QUOTED TEXT:

== == ==

A partition into L-shapes corresponds to choosing chains of intervals \([1,N]=I_N\supsetneq \cdots \supsetneq I_1\) and \([1,N]=J_N\supsetneq \cdots \supsetneq J_1\) one by one (where \(I_i\) and \(J_i\) each consist of \(i\) consecutive integers). In this choice, \(I_k \times J_k\) is covered by L-shapes of level \(k\) or lower.

We want to count the partitions in which \((a,b)\) is contained in the level-\(k\) L-shape. Instead of counting that directly, we will count the partitions for which \((a,b)\) is contained in an L-shape of level at most \(k\), and then take the difference. Hence, the main problem becomes:

Find the number of pairs of chains of intervals \([1,N]=I_N\supsetneq \cdots \supsetneq I_1\) and \([1,N]=J_N\supsetneq \cdots \supsetneq J_1\) such that \((a,b) \in I_k \times J_k\) (here, \(I_i\) and \(J_i\) each consist of \(i\) consecutive integers).

Because the vertical direction and the horizontal direction factor out independently, it suffices to solve the following simpler problem:

Find the number of chains of intervals \([1,N]=I_N\supsetneq \cdots \supsetneq I_1\) and \([1,N]=J_N\supsetneq \cdots \supsetneq J_1\) such that \(a\in I_k\) (here, \(I_i\) consists of \(i\) consecutive integers).

== == ==

STATED GOAL 1: In the excerpt on partitions into L-shapes, why is it enough to solve the simpler one-direction problem?
STATED GOAL 2: In the listing, update the stretch from the line containing "row-plugins[interactable]: 插件 [0, 815, 600, 899]" through the line containing "status-left: 0.50K/s [8, 5, 131, 29]" by replacing "chevron-right-icon" with "arrow-right-icon" and leaving everything else unchanged. Return only those lines.

== == ==

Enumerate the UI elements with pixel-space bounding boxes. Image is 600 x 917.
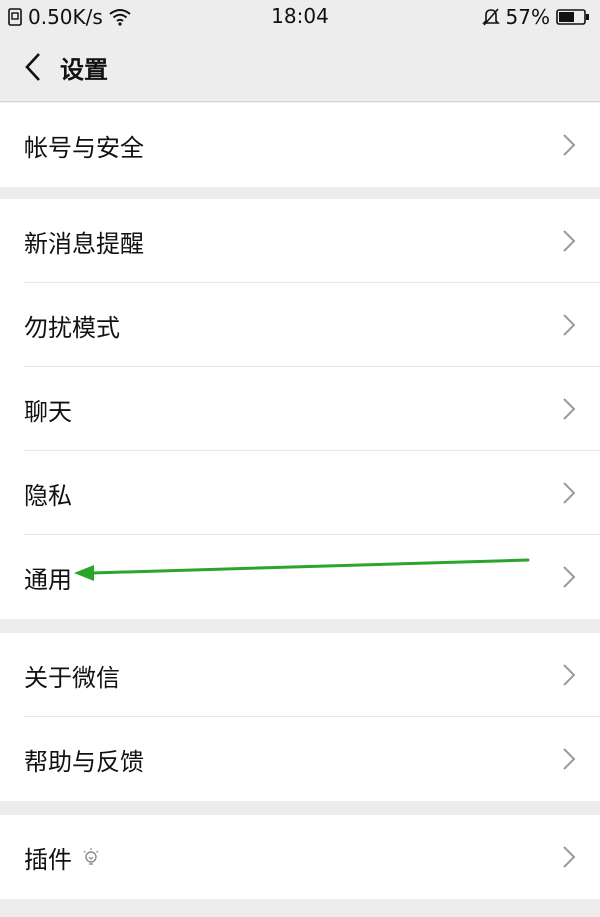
row-plugins[interactable]: 插件 [0, 815, 600, 899]
nav-bar: 设置 [0, 34, 600, 100]
row-label: 聊天 [24, 397, 72, 426]
sim-card-icon [8, 8, 22, 26]
chevron-right-icon [563, 398, 576, 420]
settings-group-plugins: 插件 [0, 815, 600, 899]
chevron-right-icon [563, 482, 576, 504]
wifi-icon [109, 8, 131, 26]
battery-icon [556, 8, 590, 26]
chevron-right-icon [563, 134, 576, 156]
chevron-right-icon [563, 846, 576, 868]
chevron-right-icon [563, 748, 576, 770]
row-label: 关于微信 [24, 663, 120, 692]
row-new-message-alerts[interactable]: 新消息提醒 [0, 199, 600, 283]
chevron-right-icon [563, 314, 576, 336]
chevron-left-icon[interactable] [18, 47, 48, 87]
nav-divider [0, 101, 600, 102]
lightbulb-icon [82, 847, 100, 867]
chevron-right-icon [563, 230, 576, 252]
row-label: 插件 [24, 845, 72, 874]
settings-group-about: 关于微信 帮助与反馈 [0, 633, 600, 801]
chevron-right-icon [563, 566, 576, 588]
status-right: 57% [481, 5, 590, 29]
silent-bell-icon [481, 7, 500, 27]
status-bar: 0.50K/s 18:04 57% [0, 0, 600, 34]
chevron-right-icon [563, 664, 576, 686]
row-label: 通用 [24, 565, 72, 594]
row-label: 隐私 [24, 481, 72, 510]
battery-percent: 57% [505, 5, 550, 29]
row-label: 新消息提醒 [24, 229, 144, 258]
settings-group-main: 新消息提醒 勿扰模式 聊天 隐私 通用 [0, 199, 600, 619]
row-label: 勿扰模式 [24, 313, 120, 342]
row-general[interactable]: 通用 [0, 535, 600, 619]
row-label: 帐号与安全 [24, 133, 144, 162]
row-help-feedback[interactable]: 帮助与反馈 [0, 717, 600, 801]
settings-screen: 0.50K/s 18:04 57% 设置 帐号与安全 新消息提醒 勿扰模式 聊天… [0, 0, 600, 917]
row-about-wechat[interactable]: 关于微信 [0, 633, 600, 717]
row-label: 帮助与反馈 [24, 747, 144, 776]
row-chat[interactable]: 聊天 [0, 367, 600, 451]
row-account-security[interactable]: 帐号与安全 [0, 103, 600, 187]
settings-group-account: 帐号与安全 [0, 103, 600, 187]
row-do-not-disturb[interactable]: 勿扰模式 [0, 283, 600, 367]
status-left: 0.50K/s [8, 5, 131, 29]
row-privacy[interactable]: 隐私 [0, 451, 600, 535]
page-title: 设置 [60, 55, 108, 84]
network-speed: 0.50K/s [28, 5, 103, 29]
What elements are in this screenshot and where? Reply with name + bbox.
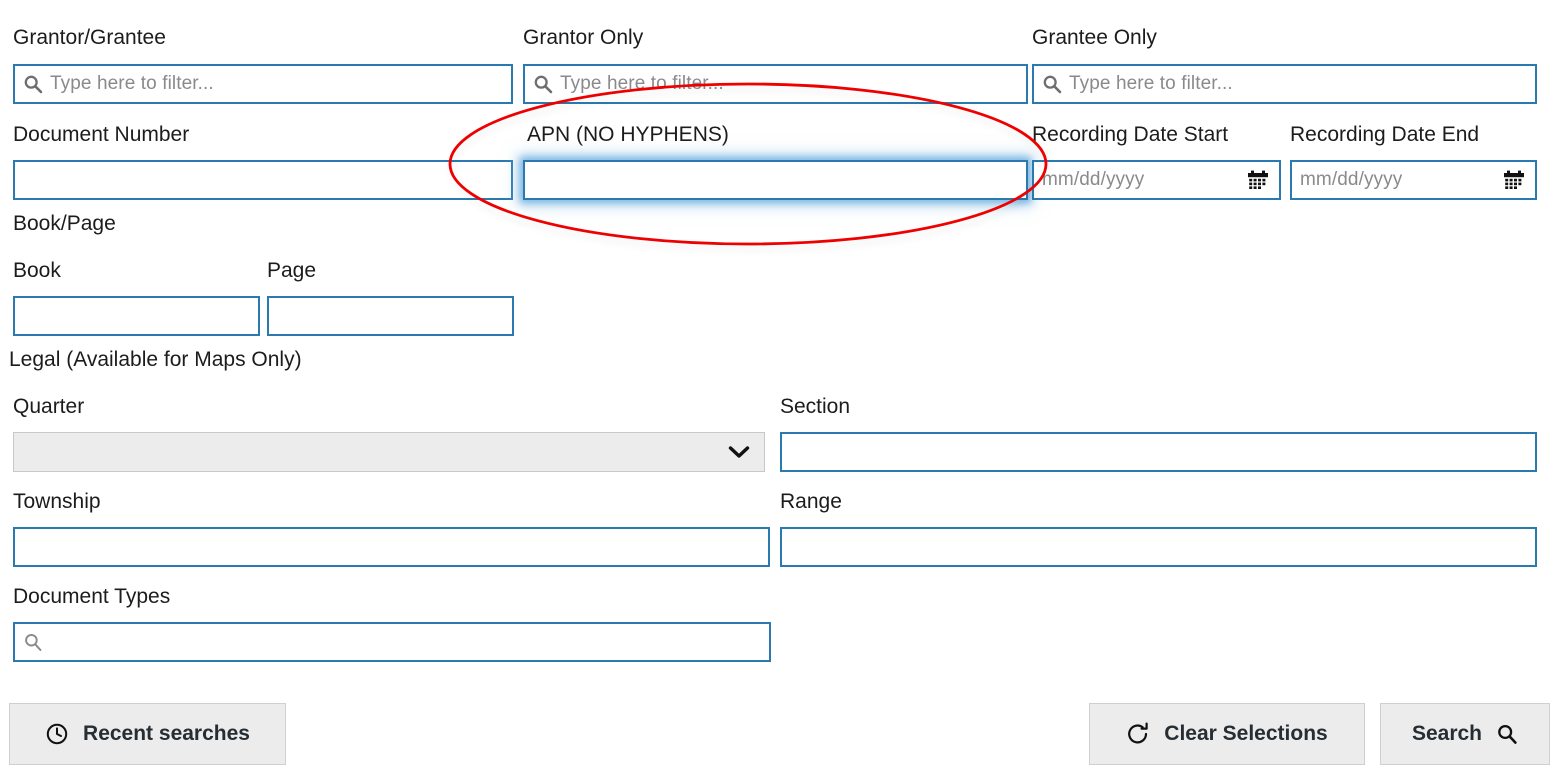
range-input[interactable] bbox=[780, 527, 1537, 567]
grantee-only-input[interactable]: Type here to filter... bbox=[1032, 64, 1537, 104]
page-input[interactable] bbox=[267, 296, 514, 336]
clear-selections-label: Clear Selections bbox=[1164, 722, 1327, 746]
grantee-only-placeholder: Type here to filter... bbox=[1069, 73, 1233, 95]
township-input[interactable] bbox=[13, 527, 770, 567]
calendar-icon[interactable] bbox=[1247, 170, 1269, 190]
section-label: Section bbox=[780, 394, 850, 419]
recording-date-start-placeholder: mm/dd/yyyy bbox=[1042, 169, 1144, 191]
book-label: Book bbox=[13, 258, 61, 283]
page-label: Page bbox=[267, 258, 316, 283]
recent-searches-label: Recent searches bbox=[83, 722, 250, 746]
grantor-only-input[interactable]: Type here to filter... bbox=[523, 64, 1028, 104]
apn-label: APN (NO HYPHENS) bbox=[527, 122, 729, 147]
search-icon bbox=[23, 74, 43, 94]
recording-date-start-label: Recording Date Start bbox=[1032, 122, 1228, 147]
quarter-label: Quarter bbox=[13, 394, 84, 419]
document-search-form: Grantor/Grantee Type here to filter... G… bbox=[0, 0, 1559, 775]
grantee-only-label: Grantee Only bbox=[1032, 25, 1157, 50]
recording-date-end-label: Recording Date End bbox=[1290, 122, 1479, 147]
search-button[interactable]: Search bbox=[1380, 703, 1550, 765]
search-button-label: Search bbox=[1412, 722, 1482, 746]
book-page-heading: Book/Page bbox=[13, 211, 116, 236]
township-label: Township bbox=[13, 489, 101, 514]
recording-date-start-input[interactable]: mm/dd/yyyy bbox=[1032, 160, 1281, 200]
document-types-input[interactable] bbox=[13, 622, 771, 662]
quarter-select[interactable] bbox=[13, 432, 765, 472]
grantor-grantee-label: Grantor/Grantee bbox=[13, 25, 166, 50]
search-icon bbox=[1042, 74, 1062, 94]
grantor-grantee-input[interactable]: Type here to filter... bbox=[13, 64, 513, 104]
grantor-only-placeholder: Type here to filter... bbox=[560, 73, 724, 95]
refresh-icon bbox=[1126, 722, 1150, 746]
apn-input[interactable] bbox=[523, 160, 1028, 200]
book-page-heading-text: Book/Page bbox=[13, 212, 116, 235]
range-label: Range bbox=[780, 489, 842, 514]
search-icon bbox=[1496, 723, 1518, 745]
recent-searches-button[interactable]: Recent searches bbox=[9, 703, 286, 765]
book-input[interactable] bbox=[13, 296, 260, 336]
recording-date-end-input[interactable]: mm/dd/yyyy bbox=[1290, 160, 1537, 200]
recording-date-end-placeholder: mm/dd/yyyy bbox=[1300, 169, 1402, 191]
section-input[interactable] bbox=[780, 432, 1537, 472]
document-types-label: Document Types bbox=[13, 584, 170, 609]
grantor-grantee-placeholder: Type here to filter... bbox=[50, 73, 214, 95]
document-number-label: Document Number bbox=[13, 122, 189, 147]
grantor-only-label: Grantor Only bbox=[523, 25, 643, 50]
search-icon bbox=[533, 74, 553, 94]
clock-icon bbox=[45, 722, 69, 746]
legal-heading: Legal (Available for Maps Only) bbox=[9, 347, 302, 372]
document-number-input[interactable] bbox=[13, 160, 513, 200]
search-icon bbox=[23, 632, 43, 652]
clear-selections-button[interactable]: Clear Selections bbox=[1089, 703, 1365, 765]
chevron-down-icon bbox=[728, 445, 750, 459]
calendar-icon[interactable] bbox=[1503, 170, 1525, 190]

== == ==

CORRECT RESULT 1: The vertical and horizontal directions factor out independently.

CORRECT RESULT 2:
row-plugins[interactable]: 插件 [0, 815, 600, 899]
nav-bar: 设置 [0, 34, 600, 100]
row-label: 聊天 [24, 397, 72, 426]
sim-card-icon [8, 8, 22, 26]
arrow-right-icon [563, 398, 576, 420]
settings-group-plugins: 插件 [0, 815, 600, 899]
arrow-right-icon [563, 482, 576, 504]
wifi-icon [109, 8, 131, 26]
battery-icon [556, 8, 590, 26]
arrow-right-icon [563, 134, 576, 156]
arrow-right-icon [563, 846, 576, 868]
arrow-right-icon [563, 748, 576, 770]
row-label: 关于微信 [24, 663, 120, 692]
row-new-message-alerts[interactable]: 新消息提醒 [0, 199, 600, 283]
arrow-right-icon [563, 314, 576, 336]
chevron-left-icon[interactable] [18, 47, 48, 87]
nav-divider [0, 101, 600, 102]
lightbulb-icon [82, 847, 100, 867]
arrow-right-icon [563, 230, 576, 252]
row-label: 插件 [24, 845, 72, 874]
settings-group-about: 关于微信 帮助与反馈 [0, 633, 600, 801]
arrow-right-icon [563, 566, 576, 588]
status-right: 57% [481, 5, 590, 29]
silent-bell-icon [481, 7, 500, 27]
status-bar: 0.50K/s 18:04 57% [0, 0, 600, 34]
arrow-right-icon [563, 664, 576, 686]
row-label: 通用 [24, 565, 72, 594]
row-label: 隐私 [24, 481, 72, 510]
battery-percent: 57% [505, 5, 550, 29]
row-label: 新消息提醒 [24, 229, 144, 258]
settings-group-main: 新消息提醒 勿扰模式 聊天 隐私 通用 [0, 199, 600, 619]
row-label: 勿扰模式 [24, 313, 120, 342]
row-general[interactable]: 通用 [0, 535, 600, 619]
row-label: 帐号与安全 [24, 133, 144, 162]
row-help-feedback[interactable]: 帮助与反馈 [0, 717, 600, 801]
settings-screen: 0.50K/s 18:04 57% 设置 帐号与安全 新消息提醒 勿扰模式 聊天… [0, 0, 600, 917]
row-about-wechat[interactable]: 关于微信 [0, 633, 600, 717]
row-label: 帮助与反馈 [24, 747, 144, 776]
row-chat[interactable]: 聊天 [0, 367, 600, 451]
row-account-security[interactable]: 帐号与安全 [0, 103, 600, 187]
settings-group-account: 帐号与安全 [0, 103, 600, 187]
row-do-not-disturb[interactable]: 勿扰模式 [0, 283, 600, 367]
status-left: 0.50K/s [8, 5, 131, 29]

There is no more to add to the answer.